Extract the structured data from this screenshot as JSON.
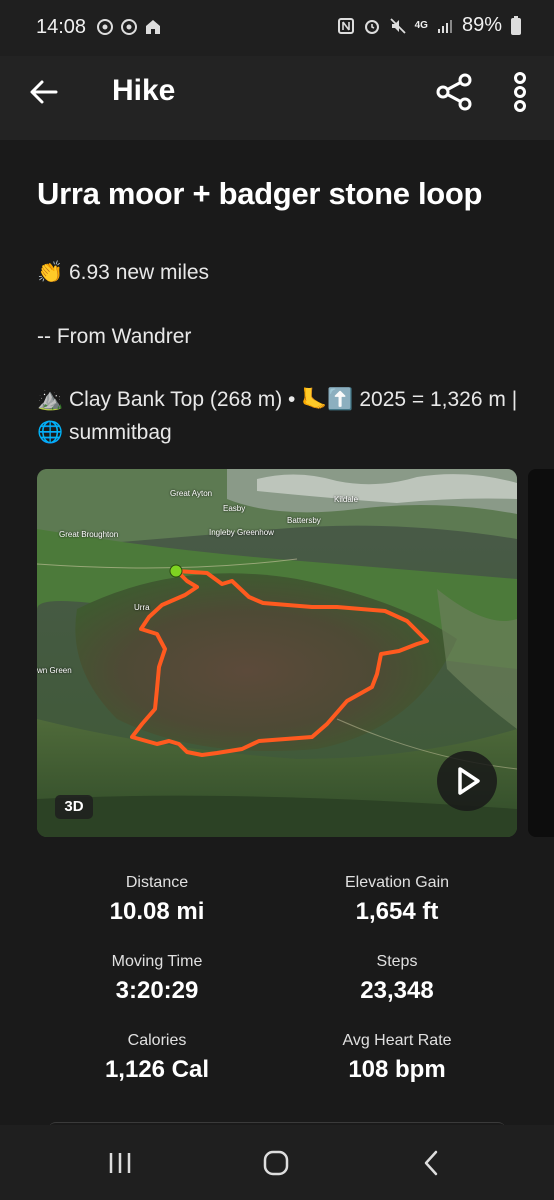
{
  "status_bar": {
    "time": "14:08",
    "battery": "89%",
    "network": "4G",
    "left_icons": [
      "chrome-icon",
      "chrome-icon",
      "home-app-icon"
    ],
    "right_icons": [
      "nfc-icon",
      "alarm-icon",
      "mute-icon",
      "network-4g-icon",
      "signal-icon",
      "battery-icon"
    ]
  },
  "app_bar": {
    "title": "Hike",
    "back_icon": "arrow-left-icon",
    "share_icon": "share-icon",
    "more_icon": "more-vertical-icon"
  },
  "activity": {
    "title": "Urra moor + badger stone loop",
    "description": {
      "line1": "👏 6.93 new miles",
      "line2": "-- From Wandrer",
      "line3": "⛰️ Clay Bank Top (268 m) • 🦶⬆️ 2025 = 1,326 m | 🌐 summitbag"
    }
  },
  "map": {
    "labels": {
      "great_ayton": "Great Ayton",
      "easby": "Easby",
      "kildale": "Kildale",
      "battersby": "Battersby",
      "great_broughton": "Great Broughton",
      "ingleby_greenhow": "Ingleby Greenhow",
      "urra": "Urra",
      "own_green": "wn Green"
    },
    "badge_3d": "3D",
    "play_icon": "play-icon",
    "route_color": "#ff5a1f",
    "start_color": "#7ed321"
  },
  "stats": [
    {
      "label": "Distance",
      "value": "10.08 mi"
    },
    {
      "label": "Elevation Gain",
      "value": "1,654 ft"
    },
    {
      "label": "Moving Time",
      "value": "3:20:29"
    },
    {
      "label": "Steps",
      "value": "23,348"
    },
    {
      "label": "Calories",
      "value": "1,126 Cal"
    },
    {
      "label": "Avg Heart Rate",
      "value": "108 bpm"
    }
  ],
  "nav_bar": {
    "recents_icon": "recents-icon",
    "home_icon": "home-icon",
    "back_icon": "back-icon"
  }
}
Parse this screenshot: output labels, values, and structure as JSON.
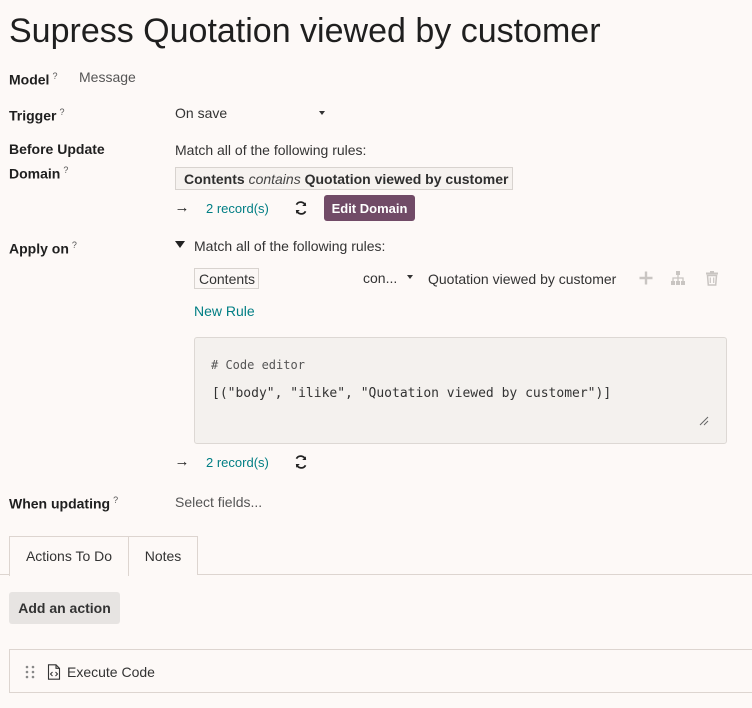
{
  "record": {
    "title": "Supress Quotation viewed by customer"
  },
  "fields": {
    "model": {
      "label": "Model",
      "help": "?",
      "value": "Message"
    },
    "trigger": {
      "label": "Trigger",
      "help": "?",
      "value": "On save"
    },
    "before_update": {
      "label_line1": "Before Update",
      "label_line2": "Domain",
      "help": "?",
      "match_text": "Match all of the following rules:",
      "rule_field": "Contents",
      "rule_operator": "contains",
      "rule_value": "Quotation viewed by customer",
      "records_link": "2 record(s)",
      "edit_button": "Edit Domain"
    },
    "apply_on": {
      "label": "Apply on",
      "help": "?",
      "match_text": "Match all of the following rules:",
      "rule_field": "Contents",
      "rule_operator": "con...",
      "rule_value": "Quotation viewed by customer",
      "new_rule": "New Rule",
      "code_comment": "# Code editor",
      "code": "[(\"body\", \"ilike\", \"Quotation viewed by customer\")]",
      "records_link": "2 record(s)"
    },
    "when_updating": {
      "label": "When updating",
      "help": "?",
      "placeholder": "Select fields..."
    }
  },
  "tabs": [
    {
      "label": "Actions To Do",
      "active": true
    },
    {
      "label": "Notes",
      "active": false
    }
  ],
  "actions": {
    "add_button": "Add an action",
    "items": [
      {
        "label": "Execute Code",
        "icon": "code-file-icon"
      }
    ]
  },
  "colors": {
    "primary": "#714b67",
    "link": "#017e84",
    "background": "#fdf9f7"
  }
}
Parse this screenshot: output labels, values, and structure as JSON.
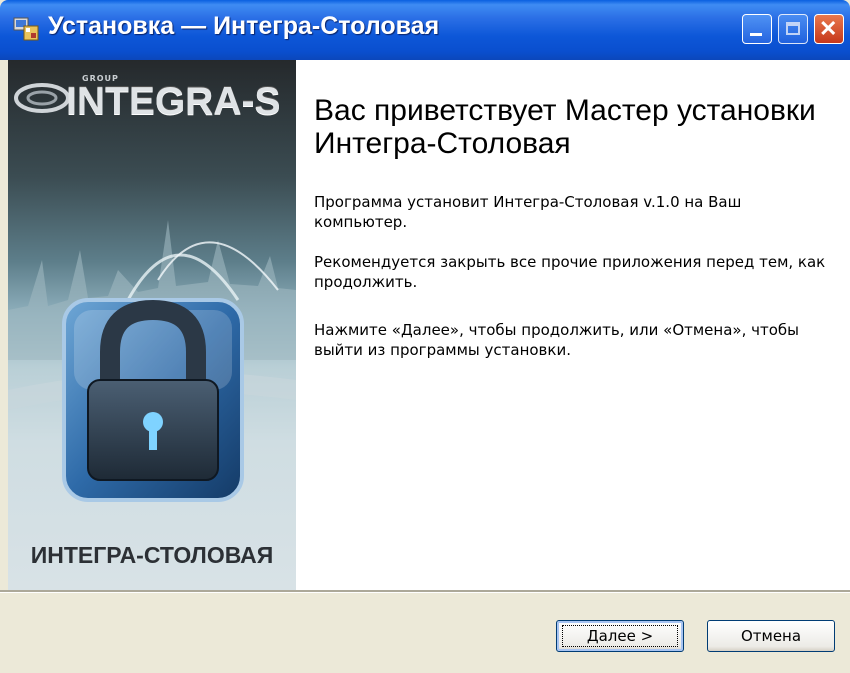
{
  "window": {
    "title": "Установка — Интегра-Столовая",
    "controls": {
      "minimize": "minimize",
      "maximize": "maximize",
      "close": "close"
    }
  },
  "banner": {
    "logo_top": "GROUP",
    "logo": "INTEGRA-S",
    "product": "ИНТЕГРА-СТОЛОВАЯ",
    "icon": "padlock-icon"
  },
  "content": {
    "title": "Вас приветствует Мастер установки Интегра-Столовая",
    "paragraphs": [
      "Программа установит Интегра-Столовая v.1.0 на Ваш компьютер.",
      "Рекомендуется закрыть все прочие приложения перед тем, как продолжить.",
      "Нажмите «Далее», чтобы продолжить, или «Отмена», чтобы выйти из программы установки."
    ]
  },
  "buttons": {
    "next_accel": "Д",
    "next_rest": "алее >",
    "cancel": "Отмена"
  },
  "colors": {
    "titlebar": "#0a57d8",
    "dialog_face": "#ece9d8",
    "close_button": "#c6381b"
  }
}
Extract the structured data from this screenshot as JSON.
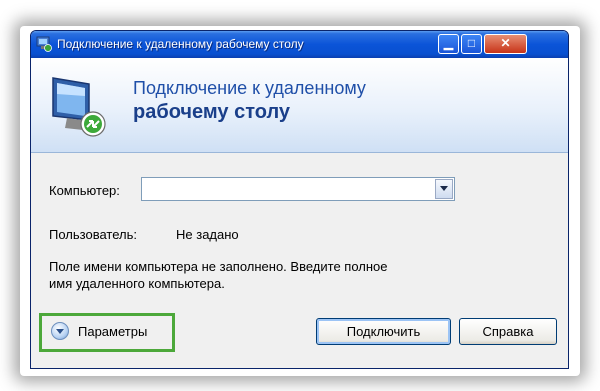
{
  "window": {
    "title": "Подключение к удаленному рабочему столу",
    "header_line1": "Подключение к удаленному",
    "header_line2": "рабочему столу"
  },
  "form": {
    "computer_label": "Компьютер:",
    "computer_value": "",
    "user_label": "Пользователь:",
    "user_value": "Не задано",
    "message_line1": "Поле имени компьютера не заполнено. Введите полное",
    "message_line2": "имя удаленного компьютера."
  },
  "buttons": {
    "options_label": "Параметры",
    "connect_label": "Подключить",
    "help_label": "Справка"
  },
  "colors": {
    "title_bar": "#0b54d8",
    "highlight": "#4ca83a"
  },
  "icons": [
    "remote-desktop-icon",
    "minimize-icon",
    "maximize-icon",
    "close-icon",
    "dropdown-arrow-icon",
    "expand-options-icon"
  ]
}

§ AIM:
Except for the pictures, reproduce every line exactly.

§ FINAL ANSWER:
Extract the structured data from this screenshot as JSON.
{
  "status_bar": {
    "time": "14:08",
    "battery": "89%",
    "network": "4G",
    "left_icons": [
      "chrome-icon",
      "chrome-icon",
      "home-app-icon"
    ],
    "right_icons": [
      "nfc-icon",
      "alarm-icon",
      "mute-icon",
      "network-4g-icon",
      "signal-icon",
      "battery-icon"
    ]
  },
  "app_bar": {
    "title": "Hike",
    "back_icon": "arrow-left-icon",
    "share_icon": "share-icon",
    "more_icon": "more-vertical-icon"
  },
  "activity": {
    "title": "Urra moor + badger stone loop",
    "description": {
      "line1": "👏 6.93 new miles",
      "line2": "-- From Wandrer",
      "line3": "⛰️ Clay Bank Top (268 m) • 🦶⬆️ 2025 = 1,326 m | 🌐 summitbag"
    }
  },
  "map": {
    "labels": {
      "great_ayton": "Great Ayton",
      "easby": "Easby",
      "kildale": "Kildale",
      "battersby": "Battersby",
      "great_broughton": "Great Broughton",
      "ingleby_greenhow": "Ingleby Greenhow",
      "urra": "Urra",
      "own_green": "wn Green"
    },
    "badge_3d": "3D",
    "play_icon": "play-icon",
    "route_color": "#ff5a1f",
    "start_color": "#7ed321"
  },
  "stats": [
    {
      "label": "Distance",
      "value": "10.08 mi"
    },
    {
      "label": "Elevation Gain",
      "value": "1,654 ft"
    },
    {
      "label": "Moving Time",
      "value": "3:20:29"
    },
    {
      "label": "Steps",
      "value": "23,348"
    },
    {
      "label": "Calories",
      "value": "1,126 Cal"
    },
    {
      "label": "Avg Heart Rate",
      "value": "108 bpm"
    }
  ],
  "nav_bar": {
    "recents_icon": "recents-icon",
    "home_icon": "home-icon",
    "back_icon": "back-icon"
  }
}
Parse this screenshot: output labels, values, and structure as JSON.
{
  "record": {
    "title": "Supress Quotation viewed by customer"
  },
  "fields": {
    "model": {
      "label": "Model",
      "help": "?",
      "value": "Message"
    },
    "trigger": {
      "label": "Trigger",
      "help": "?",
      "value": "On save"
    },
    "before_update": {
      "label_line1": "Before Update",
      "label_line2": "Domain",
      "help": "?",
      "match_text": "Match all of the following rules:",
      "rule_field": "Contents",
      "rule_operator": "contains",
      "rule_value": "Quotation viewed by customer",
      "records_link": "2 record(s)",
      "edit_button": "Edit Domain"
    },
    "apply_on": {
      "label": "Apply on",
      "help": "?",
      "match_text": "Match all of the following rules:",
      "rule_field": "Contents",
      "rule_operator": "con...",
      "rule_value": "Quotation viewed by customer",
      "new_rule": "New Rule",
      "code_comment": "# Code editor",
      "code": "[(\"body\", \"ilike\", \"Quotation viewed by customer\")]",
      "records_link": "2 record(s)"
    },
    "when_updating": {
      "label": "When updating",
      "help": "?",
      "placeholder": "Select fields..."
    }
  },
  "tabs": [
    {
      "label": "Actions To Do",
      "active": true
    },
    {
      "label": "Notes",
      "active": false
    }
  ],
  "actions": {
    "add_button": "Add an action",
    "items": [
      {
        "label": "Execute Code",
        "icon": "code-file-icon"
      }
    ]
  },
  "colors": {
    "primary": "#714b67",
    "link": "#017e84",
    "background": "#fdf9f7"
  }
}
Parse this screenshot: output labels, values, and structure as JSON.
{
  "window": {
    "title": "Установка — Интегра-Столовая",
    "controls": {
      "minimize": "minimize",
      "maximize": "maximize",
      "close": "close"
    }
  },
  "banner": {
    "logo_top": "GROUP",
    "logo": "INTEGRA-S",
    "product": "ИНТЕГРА-СТОЛОВАЯ",
    "icon": "padlock-icon"
  },
  "content": {
    "title": "Вас приветствует Мастер установки Интегра-Столовая",
    "paragraphs": [
      "Программа установит Интегра-Столовая v.1.0 на Ваш компьютер.",
      "Рекомендуется закрыть все прочие приложения перед тем, как продолжить.",
      "Нажмите «Далее», чтобы продолжить, или «Отмена», чтобы выйти из программы установки."
    ]
  },
  "buttons": {
    "next_accel": "Д",
    "next_rest": "алее >",
    "cancel": "Отмена"
  },
  "colors": {
    "titlebar": "#0a57d8",
    "dialog_face": "#ece9d8",
    "close_button": "#c6381b"
  }
}
Extract the structured data from this screenshot as JSON.
{
  "window": {
    "title": "Подключение к удаленному рабочему столу",
    "header_line1": "Подключение к удаленному",
    "header_line2": "рабочему столу"
  },
  "form": {
    "computer_label": "Компьютер:",
    "computer_value": "",
    "user_label": "Пользователь:",
    "user_value": "Не задано",
    "message_line1": "Поле имени компьютера не заполнено. Введите полное",
    "message_line2": "имя удаленного компьютера."
  },
  "buttons": {
    "options_label": "Параметры",
    "connect_label": "Подключить",
    "help_label": "Справка"
  },
  "colors": {
    "title_bar": "#0b54d8",
    "highlight": "#4ca83a"
  },
  "icons": [
    "remote-desktop-icon",
    "minimize-icon",
    "maximize-icon",
    "close-icon",
    "dropdown-arrow-icon",
    "expand-options-icon"
  ]
}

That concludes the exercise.